Request | Copy every entry word for word. Skip the pictures.

----------

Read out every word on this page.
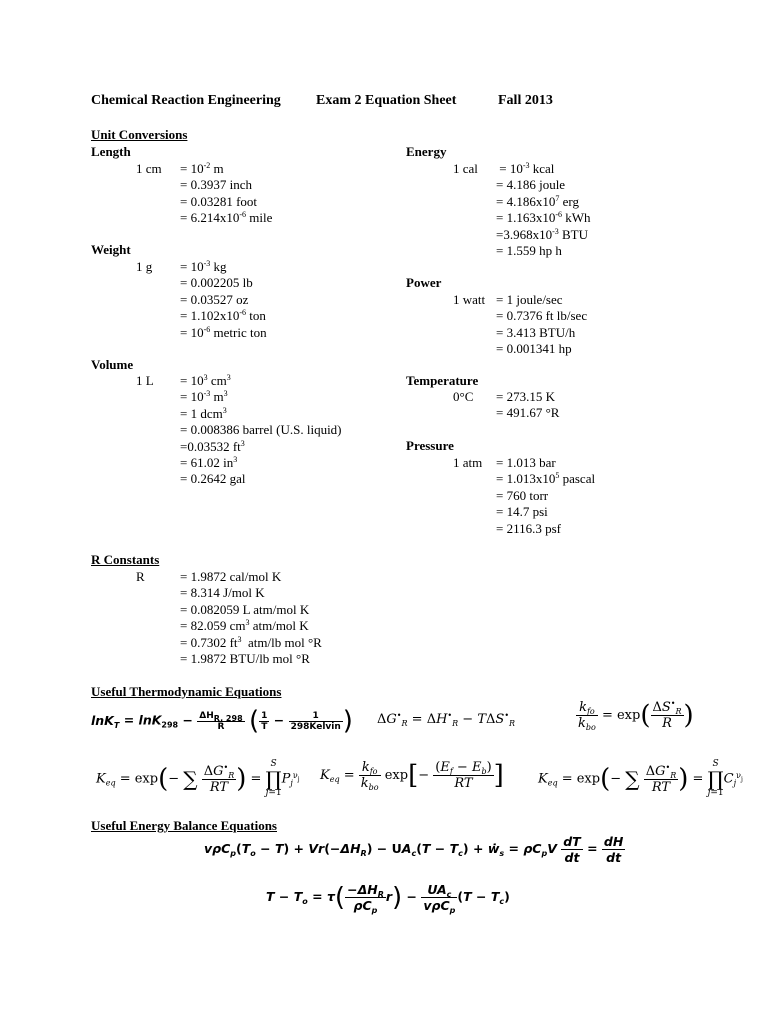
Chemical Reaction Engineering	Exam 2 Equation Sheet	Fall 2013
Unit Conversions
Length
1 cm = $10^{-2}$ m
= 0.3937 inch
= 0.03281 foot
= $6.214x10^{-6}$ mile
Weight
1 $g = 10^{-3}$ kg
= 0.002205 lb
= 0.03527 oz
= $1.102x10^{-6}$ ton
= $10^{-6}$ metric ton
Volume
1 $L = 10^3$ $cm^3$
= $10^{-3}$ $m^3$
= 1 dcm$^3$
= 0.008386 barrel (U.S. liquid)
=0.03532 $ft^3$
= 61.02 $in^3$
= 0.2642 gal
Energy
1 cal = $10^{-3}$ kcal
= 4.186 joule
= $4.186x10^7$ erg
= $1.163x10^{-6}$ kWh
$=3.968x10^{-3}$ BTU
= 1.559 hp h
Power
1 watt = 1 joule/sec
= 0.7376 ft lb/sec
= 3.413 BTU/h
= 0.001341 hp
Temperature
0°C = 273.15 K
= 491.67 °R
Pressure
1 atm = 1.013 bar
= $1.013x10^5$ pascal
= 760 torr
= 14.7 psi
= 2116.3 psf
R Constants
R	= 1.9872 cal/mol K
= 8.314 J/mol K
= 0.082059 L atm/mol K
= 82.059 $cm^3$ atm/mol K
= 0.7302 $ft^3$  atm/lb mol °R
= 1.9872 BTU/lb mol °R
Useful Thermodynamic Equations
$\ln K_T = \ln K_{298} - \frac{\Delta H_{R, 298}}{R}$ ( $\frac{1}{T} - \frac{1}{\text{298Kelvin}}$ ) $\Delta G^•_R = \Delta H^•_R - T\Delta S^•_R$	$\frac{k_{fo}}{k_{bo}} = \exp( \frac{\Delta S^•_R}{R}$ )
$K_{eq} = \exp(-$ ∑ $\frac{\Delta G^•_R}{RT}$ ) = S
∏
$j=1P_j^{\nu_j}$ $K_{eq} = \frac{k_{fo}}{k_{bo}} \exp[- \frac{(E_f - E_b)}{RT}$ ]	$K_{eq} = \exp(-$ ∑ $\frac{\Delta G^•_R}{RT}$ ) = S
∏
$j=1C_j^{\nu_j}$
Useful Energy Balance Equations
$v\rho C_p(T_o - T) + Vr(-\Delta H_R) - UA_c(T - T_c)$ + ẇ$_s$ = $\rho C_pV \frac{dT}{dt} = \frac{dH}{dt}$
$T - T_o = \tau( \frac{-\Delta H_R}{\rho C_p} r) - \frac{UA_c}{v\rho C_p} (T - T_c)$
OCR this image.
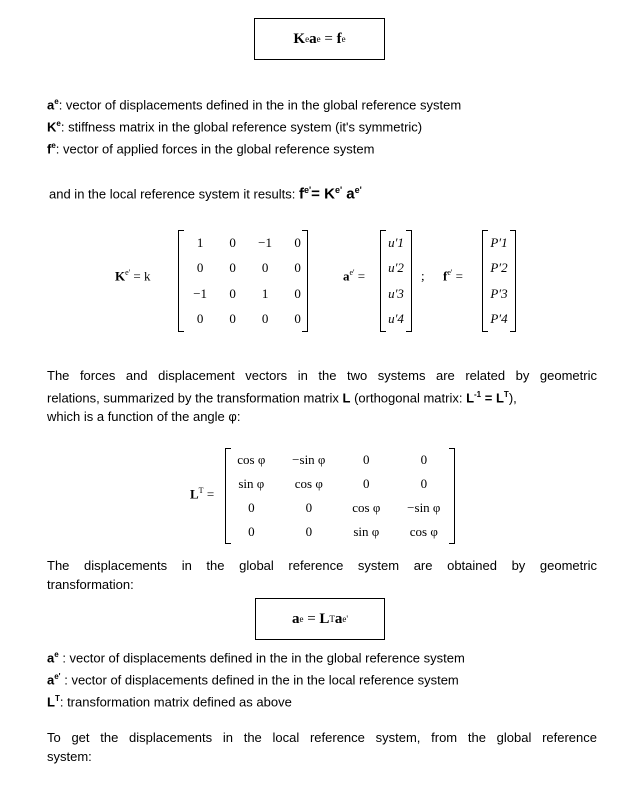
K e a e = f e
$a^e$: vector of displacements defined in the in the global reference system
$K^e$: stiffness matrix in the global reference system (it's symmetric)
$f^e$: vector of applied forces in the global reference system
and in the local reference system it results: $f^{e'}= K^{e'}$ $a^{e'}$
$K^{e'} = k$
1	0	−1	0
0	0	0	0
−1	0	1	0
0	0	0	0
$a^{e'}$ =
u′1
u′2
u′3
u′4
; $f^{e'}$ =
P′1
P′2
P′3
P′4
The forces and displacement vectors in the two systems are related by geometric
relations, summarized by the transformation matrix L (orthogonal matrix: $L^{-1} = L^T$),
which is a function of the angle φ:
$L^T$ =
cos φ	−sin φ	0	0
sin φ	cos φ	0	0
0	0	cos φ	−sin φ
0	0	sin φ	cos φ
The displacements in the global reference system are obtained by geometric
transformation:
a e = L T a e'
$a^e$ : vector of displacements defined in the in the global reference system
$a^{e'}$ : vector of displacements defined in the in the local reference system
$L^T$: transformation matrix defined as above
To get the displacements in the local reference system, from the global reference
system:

----------

Response to the task |
Read out every word on this page.
Chemical Reaction Engineering	Exam 2 Equation Sheet	Fall 2013
Unit Conversions
Length
1 cm = $10^{-2}$ m
= 0.3937 inch
= 0.03281 foot
= $6.214x10^{-6}$ mile
Weight
1 $g = 10^{-3}$ kg
= 0.002205 lb
= 0.03527 oz
= $1.102x10^{-6}$ ton
= $10^{-6}$ metric ton
Volume
1 $L = 10^3$ $cm^3$
= $10^{-3}$ $m^3$
= 1 dcm$^3$
= 0.008386 barrel (U.S. liquid)
=0.03532 $ft^3$
= 61.02 $in^3$
= 0.2642 gal
Energy
1 cal = $10^{-3}$ kcal
= 4.186 joule
= $4.186x10^7$ erg
= $1.163x10^{-6}$ kWh
$=3.968x10^{-3}$ BTU
= 1.559 hp h
Power
1 watt = 1 joule/sec
= 0.7376 ft lb/sec
= 3.413 BTU/h
= 0.001341 hp
Temperature
0°C = 273.15 K
= 491.67 °R
Pressure
1 atm = 1.013 bar
= $1.013x10^5$ pascal
= 760 torr
= 14.7 psi
= 2116.3 psf
R Constants
R	= 1.9872 cal/mol K
= 8.314 J/mol K
= 0.082059 L atm/mol K
= 82.059 $cm^3$ atm/mol K
= 0.7302 $ft^3$  atm/lb mol °R
= 1.9872 BTU/lb mol °R
Useful Thermodynamic Equations
$\ln K_T = \ln K_{298} - \frac{\Delta H_{R, 298}}{R}$ ( $\frac{1}{T} - \frac{1}{\text{298Kelvin}}$ ) $\Delta G^•_R = \Delta H^•_R - T\Delta S^•_R$	$\frac{k_{fo}}{k_{bo}} = \exp( \frac{\Delta S^•_R}{R}$ )
$K_{eq} = \exp(-$ ∑ $\frac{\Delta G^•_R}{RT}$ ) = S
∏
$j=1P_j^{\nu_j}$ $K_{eq} = \frac{k_{fo}}{k_{bo}} \exp[- \frac{(E_f - E_b)}{RT}$ ]	$K_{eq} = \exp(-$ ∑ $\frac{\Delta G^•_R}{RT}$ ) = S
∏
$j=1C_j^{\nu_j}$
Useful Energy Balance Equations
$v\rho C_p(T_o - T) + Vr(-\Delta H_R) - UA_c(T - T_c)$ + ẇ$_s$ = $\rho C_pV \frac{dT}{dt} = \frac{dH}{dt}$
$T - T_o = \tau( \frac{-\Delta H_R}{\rho C_p} r) - \frac{UA_c}{v\rho C_p} (T - T_c)$
OCR this image.
K e a e = f e
$a^e$: vector of displacements defined in the in the global reference system
$K^e$: stiffness matrix in the global reference system (it's symmetric)
$f^e$: vector of applied forces in the global reference system
and in the local reference system it results: $f^{e'}= K^{e'}$ $a^{e'}$
$K^{e'} = k$
1	0	−1	0
0	0	0	0
−1	0	1	0
0	0	0	0
$a^{e'}$ =
u′1
u′2
u′3
u′4
; $f^{e'}$ =
P′1
P′2
P′3
P′4
The forces and displacement vectors in the two systems are related by geometric
relations, summarized by the transformation matrix L (orthogonal matrix: $L^{-1} = L^T$),
which is a function of the angle φ:
$L^T$ =
cos φ	−sin φ	0	0
sin φ	cos φ	0	0
0	0	cos φ	−sin φ
0	0	sin φ	cos φ
The displacements in the global reference system are obtained by geometric
transformation:
a e = L T a e'
$a^e$ : vector of displacements defined in the in the global reference system
$a^{e'}$ : vector of displacements defined in the in the local reference system
$L^T$: transformation matrix defined as above
To get the displacements in the local reference system, from the global reference
system:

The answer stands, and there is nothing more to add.